Data to process:
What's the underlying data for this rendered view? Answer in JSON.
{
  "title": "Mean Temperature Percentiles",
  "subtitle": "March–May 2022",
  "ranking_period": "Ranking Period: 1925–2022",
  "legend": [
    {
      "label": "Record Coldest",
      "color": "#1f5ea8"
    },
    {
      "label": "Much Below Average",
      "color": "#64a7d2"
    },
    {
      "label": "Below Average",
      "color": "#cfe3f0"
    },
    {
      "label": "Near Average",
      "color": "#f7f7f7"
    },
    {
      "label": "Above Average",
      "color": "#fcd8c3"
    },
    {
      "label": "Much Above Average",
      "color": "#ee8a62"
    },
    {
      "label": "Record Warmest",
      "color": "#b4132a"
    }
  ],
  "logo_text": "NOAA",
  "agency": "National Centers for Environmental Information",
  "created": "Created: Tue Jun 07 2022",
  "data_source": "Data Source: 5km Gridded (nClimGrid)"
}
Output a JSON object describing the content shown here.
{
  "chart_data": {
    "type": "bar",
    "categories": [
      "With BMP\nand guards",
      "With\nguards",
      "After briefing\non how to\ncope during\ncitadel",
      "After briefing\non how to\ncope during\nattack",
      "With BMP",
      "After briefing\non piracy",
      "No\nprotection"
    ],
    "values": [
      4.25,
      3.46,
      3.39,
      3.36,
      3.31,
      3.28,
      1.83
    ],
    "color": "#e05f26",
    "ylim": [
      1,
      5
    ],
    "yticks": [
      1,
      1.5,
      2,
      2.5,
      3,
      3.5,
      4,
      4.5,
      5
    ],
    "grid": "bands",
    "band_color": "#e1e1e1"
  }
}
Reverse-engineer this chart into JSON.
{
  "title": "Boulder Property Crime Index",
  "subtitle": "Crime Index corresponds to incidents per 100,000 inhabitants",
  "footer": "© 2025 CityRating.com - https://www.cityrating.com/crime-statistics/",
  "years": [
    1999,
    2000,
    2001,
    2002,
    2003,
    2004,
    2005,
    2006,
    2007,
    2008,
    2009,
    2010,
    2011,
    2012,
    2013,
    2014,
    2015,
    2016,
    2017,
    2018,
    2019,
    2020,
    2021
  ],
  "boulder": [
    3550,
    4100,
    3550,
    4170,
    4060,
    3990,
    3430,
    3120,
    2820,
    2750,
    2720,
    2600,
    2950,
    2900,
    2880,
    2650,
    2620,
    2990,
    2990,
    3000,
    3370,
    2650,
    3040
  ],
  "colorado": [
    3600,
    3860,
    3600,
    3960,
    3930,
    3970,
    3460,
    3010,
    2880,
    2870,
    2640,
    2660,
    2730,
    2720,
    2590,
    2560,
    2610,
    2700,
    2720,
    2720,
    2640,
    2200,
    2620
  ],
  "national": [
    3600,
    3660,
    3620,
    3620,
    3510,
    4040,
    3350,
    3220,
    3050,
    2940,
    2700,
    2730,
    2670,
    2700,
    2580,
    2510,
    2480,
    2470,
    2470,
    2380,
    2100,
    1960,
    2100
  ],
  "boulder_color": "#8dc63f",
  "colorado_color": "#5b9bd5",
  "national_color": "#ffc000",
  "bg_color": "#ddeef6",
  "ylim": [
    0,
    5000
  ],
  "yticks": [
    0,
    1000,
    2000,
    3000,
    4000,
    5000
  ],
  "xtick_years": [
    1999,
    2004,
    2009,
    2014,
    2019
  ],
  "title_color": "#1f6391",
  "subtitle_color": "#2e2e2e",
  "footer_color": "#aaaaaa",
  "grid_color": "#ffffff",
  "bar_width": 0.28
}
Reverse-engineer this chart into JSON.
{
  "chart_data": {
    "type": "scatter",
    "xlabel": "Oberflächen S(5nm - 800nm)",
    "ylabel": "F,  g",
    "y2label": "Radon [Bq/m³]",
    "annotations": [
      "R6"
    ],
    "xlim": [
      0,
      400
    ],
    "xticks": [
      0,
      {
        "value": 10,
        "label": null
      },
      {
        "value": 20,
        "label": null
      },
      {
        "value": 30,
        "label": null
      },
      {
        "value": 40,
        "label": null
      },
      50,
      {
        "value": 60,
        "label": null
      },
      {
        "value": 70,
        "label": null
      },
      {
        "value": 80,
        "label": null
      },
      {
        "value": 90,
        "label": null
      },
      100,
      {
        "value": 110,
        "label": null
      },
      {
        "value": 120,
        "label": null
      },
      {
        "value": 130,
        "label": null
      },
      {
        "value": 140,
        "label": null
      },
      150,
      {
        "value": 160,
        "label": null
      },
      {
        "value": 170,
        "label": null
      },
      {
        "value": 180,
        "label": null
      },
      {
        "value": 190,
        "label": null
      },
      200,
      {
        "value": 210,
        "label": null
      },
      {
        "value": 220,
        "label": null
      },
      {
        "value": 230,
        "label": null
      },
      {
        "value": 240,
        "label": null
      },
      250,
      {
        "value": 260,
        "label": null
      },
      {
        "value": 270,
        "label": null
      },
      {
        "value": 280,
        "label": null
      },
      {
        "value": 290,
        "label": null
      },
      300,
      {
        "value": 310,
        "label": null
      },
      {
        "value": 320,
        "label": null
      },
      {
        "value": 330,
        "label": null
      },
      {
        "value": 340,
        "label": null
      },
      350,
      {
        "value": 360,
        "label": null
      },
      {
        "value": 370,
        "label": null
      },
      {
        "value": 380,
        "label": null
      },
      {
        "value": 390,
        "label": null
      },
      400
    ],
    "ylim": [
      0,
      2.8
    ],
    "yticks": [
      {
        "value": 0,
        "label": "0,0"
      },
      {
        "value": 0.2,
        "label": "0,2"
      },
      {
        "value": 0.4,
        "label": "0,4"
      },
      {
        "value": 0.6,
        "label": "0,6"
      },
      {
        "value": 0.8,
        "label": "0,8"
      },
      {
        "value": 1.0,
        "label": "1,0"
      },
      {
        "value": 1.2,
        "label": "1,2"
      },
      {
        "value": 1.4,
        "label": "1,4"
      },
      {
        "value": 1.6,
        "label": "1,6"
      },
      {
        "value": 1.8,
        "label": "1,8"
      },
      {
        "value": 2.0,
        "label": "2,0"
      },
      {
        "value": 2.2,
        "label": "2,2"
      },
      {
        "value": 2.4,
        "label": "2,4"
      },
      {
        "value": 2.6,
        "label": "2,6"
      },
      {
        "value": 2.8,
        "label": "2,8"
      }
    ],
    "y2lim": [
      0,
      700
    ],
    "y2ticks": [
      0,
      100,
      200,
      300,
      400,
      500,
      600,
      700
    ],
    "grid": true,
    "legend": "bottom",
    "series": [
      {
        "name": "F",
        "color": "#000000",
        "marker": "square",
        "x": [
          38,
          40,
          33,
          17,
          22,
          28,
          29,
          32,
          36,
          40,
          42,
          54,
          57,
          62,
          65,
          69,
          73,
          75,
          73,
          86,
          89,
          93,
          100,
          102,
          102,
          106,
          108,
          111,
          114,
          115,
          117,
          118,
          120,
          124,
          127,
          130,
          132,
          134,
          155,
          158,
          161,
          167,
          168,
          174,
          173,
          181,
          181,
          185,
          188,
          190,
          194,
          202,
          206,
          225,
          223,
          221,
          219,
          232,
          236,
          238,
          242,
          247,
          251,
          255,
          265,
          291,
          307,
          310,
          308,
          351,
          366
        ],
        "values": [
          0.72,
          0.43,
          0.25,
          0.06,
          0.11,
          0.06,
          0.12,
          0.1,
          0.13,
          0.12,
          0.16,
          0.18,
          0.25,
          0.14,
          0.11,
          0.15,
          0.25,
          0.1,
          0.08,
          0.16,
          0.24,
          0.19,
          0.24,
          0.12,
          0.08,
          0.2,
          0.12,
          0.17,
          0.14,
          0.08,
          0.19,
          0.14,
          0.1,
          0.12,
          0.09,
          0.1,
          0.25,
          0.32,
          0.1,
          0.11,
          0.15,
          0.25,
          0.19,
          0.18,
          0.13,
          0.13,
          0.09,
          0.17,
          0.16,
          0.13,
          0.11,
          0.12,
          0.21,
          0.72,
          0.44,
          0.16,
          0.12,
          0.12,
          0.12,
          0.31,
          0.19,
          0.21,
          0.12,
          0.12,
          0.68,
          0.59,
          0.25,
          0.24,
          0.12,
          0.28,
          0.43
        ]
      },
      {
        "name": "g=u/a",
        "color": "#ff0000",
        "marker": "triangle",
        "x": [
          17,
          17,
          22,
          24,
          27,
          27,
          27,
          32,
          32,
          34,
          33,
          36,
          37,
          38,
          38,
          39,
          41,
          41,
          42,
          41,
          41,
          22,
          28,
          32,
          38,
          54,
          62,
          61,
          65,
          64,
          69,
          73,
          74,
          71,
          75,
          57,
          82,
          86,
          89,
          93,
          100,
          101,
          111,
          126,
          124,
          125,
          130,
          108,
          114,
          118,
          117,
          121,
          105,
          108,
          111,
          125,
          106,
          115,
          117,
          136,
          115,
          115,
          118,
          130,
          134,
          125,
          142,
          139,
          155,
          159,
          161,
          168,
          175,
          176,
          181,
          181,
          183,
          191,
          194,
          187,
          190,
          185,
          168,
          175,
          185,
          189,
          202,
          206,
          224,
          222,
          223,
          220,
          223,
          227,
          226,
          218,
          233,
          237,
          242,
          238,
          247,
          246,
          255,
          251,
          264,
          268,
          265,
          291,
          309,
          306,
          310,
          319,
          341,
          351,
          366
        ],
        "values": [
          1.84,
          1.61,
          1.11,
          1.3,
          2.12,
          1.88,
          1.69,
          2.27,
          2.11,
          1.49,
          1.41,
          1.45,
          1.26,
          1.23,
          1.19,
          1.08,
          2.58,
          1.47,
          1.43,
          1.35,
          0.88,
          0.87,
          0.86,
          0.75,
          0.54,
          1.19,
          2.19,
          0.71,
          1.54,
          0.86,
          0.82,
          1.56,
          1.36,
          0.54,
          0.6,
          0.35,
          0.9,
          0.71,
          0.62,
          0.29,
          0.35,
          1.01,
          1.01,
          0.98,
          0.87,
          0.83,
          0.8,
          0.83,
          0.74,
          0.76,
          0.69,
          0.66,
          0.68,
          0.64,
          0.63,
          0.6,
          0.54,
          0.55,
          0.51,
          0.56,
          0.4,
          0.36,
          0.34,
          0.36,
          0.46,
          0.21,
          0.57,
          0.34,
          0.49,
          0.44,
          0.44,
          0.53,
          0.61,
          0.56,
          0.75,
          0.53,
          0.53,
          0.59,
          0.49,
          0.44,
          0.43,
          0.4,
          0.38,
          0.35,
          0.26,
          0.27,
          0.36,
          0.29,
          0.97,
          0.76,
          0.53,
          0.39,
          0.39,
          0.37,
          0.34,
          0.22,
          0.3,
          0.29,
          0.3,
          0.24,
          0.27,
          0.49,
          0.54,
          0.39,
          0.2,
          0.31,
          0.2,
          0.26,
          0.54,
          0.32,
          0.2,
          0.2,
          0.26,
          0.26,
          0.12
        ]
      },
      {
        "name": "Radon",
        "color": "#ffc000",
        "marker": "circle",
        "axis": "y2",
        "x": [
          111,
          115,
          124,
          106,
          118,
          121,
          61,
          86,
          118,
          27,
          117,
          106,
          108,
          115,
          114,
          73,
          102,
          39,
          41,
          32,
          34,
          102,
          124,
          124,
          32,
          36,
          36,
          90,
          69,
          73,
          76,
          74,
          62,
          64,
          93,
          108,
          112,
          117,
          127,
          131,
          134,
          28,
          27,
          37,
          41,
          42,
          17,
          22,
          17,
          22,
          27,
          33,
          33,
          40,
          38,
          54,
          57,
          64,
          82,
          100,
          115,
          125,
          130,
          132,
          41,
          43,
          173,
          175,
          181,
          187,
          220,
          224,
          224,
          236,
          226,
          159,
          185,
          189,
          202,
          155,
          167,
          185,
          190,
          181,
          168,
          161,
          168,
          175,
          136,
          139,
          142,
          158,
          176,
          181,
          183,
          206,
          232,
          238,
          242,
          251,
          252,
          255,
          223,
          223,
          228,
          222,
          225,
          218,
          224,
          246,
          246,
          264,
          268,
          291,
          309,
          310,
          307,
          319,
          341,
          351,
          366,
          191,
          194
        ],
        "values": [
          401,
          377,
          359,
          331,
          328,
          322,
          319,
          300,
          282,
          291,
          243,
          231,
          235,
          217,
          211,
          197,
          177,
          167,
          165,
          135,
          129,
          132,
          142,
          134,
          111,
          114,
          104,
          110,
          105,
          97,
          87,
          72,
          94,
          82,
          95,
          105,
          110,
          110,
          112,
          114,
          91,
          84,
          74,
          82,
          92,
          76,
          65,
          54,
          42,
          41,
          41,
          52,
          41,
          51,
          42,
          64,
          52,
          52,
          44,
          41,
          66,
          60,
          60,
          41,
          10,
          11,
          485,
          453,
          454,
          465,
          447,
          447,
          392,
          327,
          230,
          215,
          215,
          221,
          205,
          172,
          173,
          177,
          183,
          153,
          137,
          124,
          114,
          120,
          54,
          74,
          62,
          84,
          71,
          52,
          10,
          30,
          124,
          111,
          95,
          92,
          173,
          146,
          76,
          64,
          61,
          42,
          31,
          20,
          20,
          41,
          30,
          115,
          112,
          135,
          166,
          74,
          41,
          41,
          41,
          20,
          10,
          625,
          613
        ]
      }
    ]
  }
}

Given request: Read through the entries and copy each line in which "JSON" appears.

Solution below:
What's the underlying data for this rendered view? Answer in JSON.
Output a JSON object describing the content shown here.
Reverse-engineer this chart into JSON.
Reverse-engineer this chart into JSON.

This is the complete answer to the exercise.